## Exercise details
Count every line in the following entries where the word "this" appears. Give the count alone.

Dataset rows about figures:
++++
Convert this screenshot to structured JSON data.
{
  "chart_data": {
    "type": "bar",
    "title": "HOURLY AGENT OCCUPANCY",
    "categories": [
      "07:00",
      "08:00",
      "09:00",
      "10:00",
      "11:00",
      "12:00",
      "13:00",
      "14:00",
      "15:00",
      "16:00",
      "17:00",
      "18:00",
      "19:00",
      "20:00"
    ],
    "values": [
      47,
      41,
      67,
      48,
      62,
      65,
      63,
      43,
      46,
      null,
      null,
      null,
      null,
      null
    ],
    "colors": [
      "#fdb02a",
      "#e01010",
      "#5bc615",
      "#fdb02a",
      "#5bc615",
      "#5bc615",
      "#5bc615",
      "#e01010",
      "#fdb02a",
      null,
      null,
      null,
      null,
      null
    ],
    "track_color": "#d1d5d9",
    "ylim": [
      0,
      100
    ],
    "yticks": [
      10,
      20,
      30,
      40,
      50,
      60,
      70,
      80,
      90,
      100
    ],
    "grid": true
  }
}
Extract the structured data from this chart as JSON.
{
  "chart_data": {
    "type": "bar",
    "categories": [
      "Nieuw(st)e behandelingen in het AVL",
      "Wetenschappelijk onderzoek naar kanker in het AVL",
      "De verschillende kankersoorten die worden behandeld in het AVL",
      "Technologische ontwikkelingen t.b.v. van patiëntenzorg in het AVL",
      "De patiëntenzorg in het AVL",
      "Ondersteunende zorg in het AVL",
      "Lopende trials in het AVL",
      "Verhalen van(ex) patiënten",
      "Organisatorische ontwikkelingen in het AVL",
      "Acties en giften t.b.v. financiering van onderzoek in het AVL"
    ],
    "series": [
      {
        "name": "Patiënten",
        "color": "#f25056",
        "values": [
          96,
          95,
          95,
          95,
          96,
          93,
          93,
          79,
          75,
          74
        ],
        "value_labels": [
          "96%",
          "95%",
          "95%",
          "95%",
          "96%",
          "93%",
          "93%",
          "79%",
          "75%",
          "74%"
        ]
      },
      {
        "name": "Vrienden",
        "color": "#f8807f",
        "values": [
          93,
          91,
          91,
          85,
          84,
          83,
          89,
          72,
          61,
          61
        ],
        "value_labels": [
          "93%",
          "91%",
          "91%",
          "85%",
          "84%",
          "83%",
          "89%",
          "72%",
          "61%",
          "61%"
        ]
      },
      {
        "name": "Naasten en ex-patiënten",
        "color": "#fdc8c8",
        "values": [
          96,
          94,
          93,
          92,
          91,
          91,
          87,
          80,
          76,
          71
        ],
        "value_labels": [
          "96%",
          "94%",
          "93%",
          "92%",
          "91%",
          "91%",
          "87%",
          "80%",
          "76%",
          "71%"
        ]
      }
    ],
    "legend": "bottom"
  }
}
++++
## Response below
2